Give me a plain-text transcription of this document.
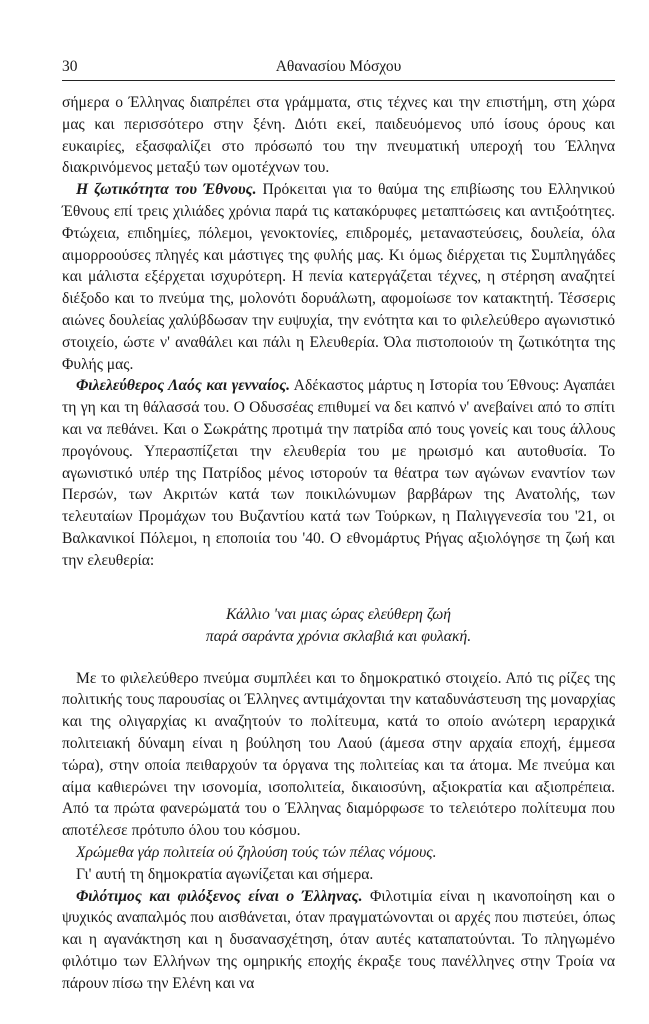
30	Αθανασίου Μόσχου

σήμερα ο Έλληνας διαπρέπει στα γράμματα, στις τέχνες και την επιστήμη, στη χώρα μας και περισσότερο στην ξένη. Διότι εκεί, παιδευόμενος υπό ίσους όρους και ευκαιρίες, εξασφαλίζει στο πρόσωπό του την πνευματική υπεροχή του Έλληνα διακρινόμενος μεταξύ των ομοτέχνων του.

Η ζωτικότητα του Έθνους. Πρόκειται για το θαύμα της επιβίωσης του Ελληνικού Έθνους επί τρεις χιλιάδες χρόνια παρά τις κατακόρυφες μεταπτώσεις και αντιξοότητες. Φτώχεια, επιδημίες, πόλεμοι, γενοκτονίες, επιδρομές, μεταναστεύσεις, δουλεία, όλα αιμορροούσες πληγές και μάστιγες της φυλής μας. Κι όμως διέρχεται τις Συμπληγάδες και μάλιστα εξέρχεται ισχυρότερη. Η πενία κατεργάζεται τέχνες, η στέρηση αναζητεί διέξοδο και το πνεύμα της, μολονότι δορυάλωτη, αφομοίωσε τον κατακτητή. Τέσσερις αιώνες δουλείας χαλύβδωσαν την ευψυχία, την ενότητα και το φιλελεύθερο αγωνιστικό στοιχείο, ώστε ν' αναθάλει και πάλι η Ελευθερία. Όλα πιστοποιούν τη ζωτικότητα της Φυλής μας.

Φιλελεύθερος Λαός και γενναίος. Αδέκαστος μάρτυς η Ιστορία του Έθνους: Αγαπάει τη γη και τη θάλασσά του. Ο Οδυσσέας επιθυμεί να δει καπνό ν' ανεβαίνει από το σπίτι και να πεθάνει. Και ο Σωκράτης προτιμά την πατρίδα από τους γονείς και τους άλλους προγόνους. Υπερασπίζεται την ελευθερία του με ηρωισμό και αυτοθυσία. Το αγωνιστικό υπέρ της Πατρίδος μένος ιστορούν τα θέατρα των αγώνων εναντίον των Περσών, των Ακριτών κατά των ποικιλώνυμων βαρβάρων της Ανατολής, των τελευταίων Προμάχων του Βυζαντίου κατά των Τούρκων, η Παλιγγενεσία του '21, οι Βαλκανικοί Πόλεμοι, η εποποιία του '40. Ο εθνομάρτυς Ρήγας αξιολόγησε τη ζωή και την ελευθερία:

Κάλλιο 'ναι μιας ώρας ελεύθερη ζωή
παρά σαράντα χρόνια σκλαβιά και φυλακή.

Με το φιλελεύθερο πνεύμα συμπλέει και το δημοκρατικό στοιχείο. Από τις ρίζες της πολιτικής τους παρουσίας οι Έλληνες αντιμάχονται την καταδυνάστευση της μοναρχίας και της ολιγαρχίας κι αναζητούν το πολίτευμα, κατά το οποίο ανώτερη ιεραρχικά πολιτειακή δύναμη είναι η βούληση του Λαού (άμεσα στην αρχαία εποχή, έμμεσα τώρα), στην οποία πειθαρχούν τα όργανα της πολιτείας και τα άτομα. Με πνεύμα και αίμα καθιερώνει την ισονομία, ισοπολιτεία, δικαιοσύνη, αξιοκρατία και αξιοπρέπεια. Από τα πρώτα φανερώματά του ο Έλληνας διαμόρφωσε το τελειότερο πολίτευμα που αποτέλεσε πρότυπο όλου του κόσμου.

Χρώμεθα γάρ πολιτεία ού ζηλούση τούς τών πέλας νόμους.

Γι' αυτή τη δημοκρατία αγωνίζεται και σήμερα.

Φιλότιμος και φιλόξενος είναι ο Έλληνας. Φιλοτιμία είναι η ικανοποίηση και ο ψυχικός αναπαλμός που αισθάνεται, όταν πραγματώνονται οι αρχές που πιστεύει, όπως και η αγανάκτηση και η δυσανασχέτηση, όταν αυτές καταπατούνται. Το πληγωμένο φιλότιμο των Ελλήνων της ομηρικής εποχής έκραξε τους πανέλληνες στην Τροία να πάρουν πίσω την Ελένη και να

++++++++

(What you have to do):
Extract the entries in full, exactly as they are, minus the pictures.

(Finished exercise):
Give me a plain-text transcription of this document.
30	Αθανασίου Μόσχου

σήμερα ο Έλληνας διαπρέπει στα γράμματα, στις τέχνες και την επιστήμη, στη χώρα μας και περισσότερο στην ξένη. Διότι εκεί, παιδευόμενος υπό ίσους όρους και ευκαιρίες, εξασφαλίζει στο πρόσωπό του την πνευματική υπεροχή του Έλληνα διακρινόμενος μεταξύ των ομοτέχνων του.

Η ζωτικότητα του Έθνους. Πρόκειται για το θαύμα της επιβίωσης του Ελληνικού Έθνους επί τρεις χιλιάδες χρόνια παρά τις κατακόρυφες μεταπτώσεις και αντιξοότητες. Φτώχεια, επιδημίες, πόλεμοι, γενοκτονίες, επιδρομές, μεταναστεύσεις, δουλεία, όλα αιμορροούσες πληγές και μάστιγες της φυλής μας. Κι όμως διέρχεται τις Συμπληγάδες και μάλιστα εξέρχεται ισχυρότερη. Η πενία κατεργάζεται τέχνες, η στέρηση αναζητεί διέξοδο και το πνεύμα της, μολονότι δορυάλωτη, αφομοίωσε τον κατακτητή. Τέσσερις αιώνες δουλείας χαλύβδωσαν την ευψυχία, την ενότητα και το φιλελεύθερο αγωνιστικό στοιχείο, ώστε ν' αναθάλει και πάλι η Ελευθερία. Όλα πιστοποιούν τη ζωτικότητα της Φυλής μας.

Φιλελεύθερος Λαός και γενναίος. Αδέκαστος μάρτυς η Ιστορία του Έθνους: Αγαπάει τη γη και τη θάλασσά του. Ο Οδυσσέας επιθυμεί να δει καπνό ν' ανεβαίνει από το σπίτι και να πεθάνει. Και ο Σωκράτης προτιμά την πατρίδα από τους γονείς και τους άλλους προγόνους. Υπερασπίζεται την ελευθερία του με ηρωισμό και αυτοθυσία. Το αγωνιστικό υπέρ της Πατρίδος μένος ιστορούν τα θέατρα των αγώνων εναντίον των Περσών, των Ακριτών κατά των ποικιλώνυμων βαρβάρων της Ανατολής, των τελευταίων Προμάχων του Βυζαντίου κατά των Τούρκων, η Παλιγγενεσία του '21, οι Βαλκανικοί Πόλεμοι, η εποποιία του '40. Ο εθνομάρτυς Ρήγας αξιολόγησε τη ζωή και την ελευθερία:

Κάλλιο 'ναι μιας ώρας ελεύθερη ζωή
παρά σαράντα χρόνια σκλαβιά και φυλακή.

Με το φιλελεύθερο πνεύμα συμπλέει και το δημοκρατικό στοιχείο. Από τις ρίζες της πολιτικής τους παρουσίας οι Έλληνες αντιμάχονται την καταδυνάστευση της μοναρχίας και της ολιγαρχίας κι αναζητούν το πολίτευμα, κατά το οποίο ανώτερη ιεραρχικά πολιτειακή δύναμη είναι η βούληση του Λαού (άμεσα στην αρχαία εποχή, έμμεσα τώρα), στην οποία πειθαρχούν τα όργανα της πολιτείας και τα άτομα. Με πνεύμα και αίμα καθιερώνει την ισονομία, ισοπολιτεία, δικαιοσύνη, αξιοκρατία και αξιοπρέπεια. Από τα πρώτα φανερώματά του ο Έλληνας διαμόρφωσε το τελειότερο πολίτευμα που αποτέλεσε πρότυπο όλου του κόσμου.

Χρώμεθα γάρ πολιτεία ού ζηλούση τούς τών πέλας νόμους.

Γι' αυτή τη δημοκρατία αγωνίζεται και σήμερα.

Φιλότιμος και φιλόξενος είναι ο Έλληνας. Φιλοτιμία είναι η ικανοποίηση και ο ψυχικός αναπαλμός που αισθάνεται, όταν πραγματώνονται οι αρχές που πιστεύει, όπως και η αγανάκτηση και η δυσανασχέτηση, όταν αυτές καταπατούνται. Το πληγωμένο φιλότιμο των Ελλήνων της ομηρικής εποχής έκραξε τους πανέλληνες στην Τροία να πάρουν πίσω την Ελένη και να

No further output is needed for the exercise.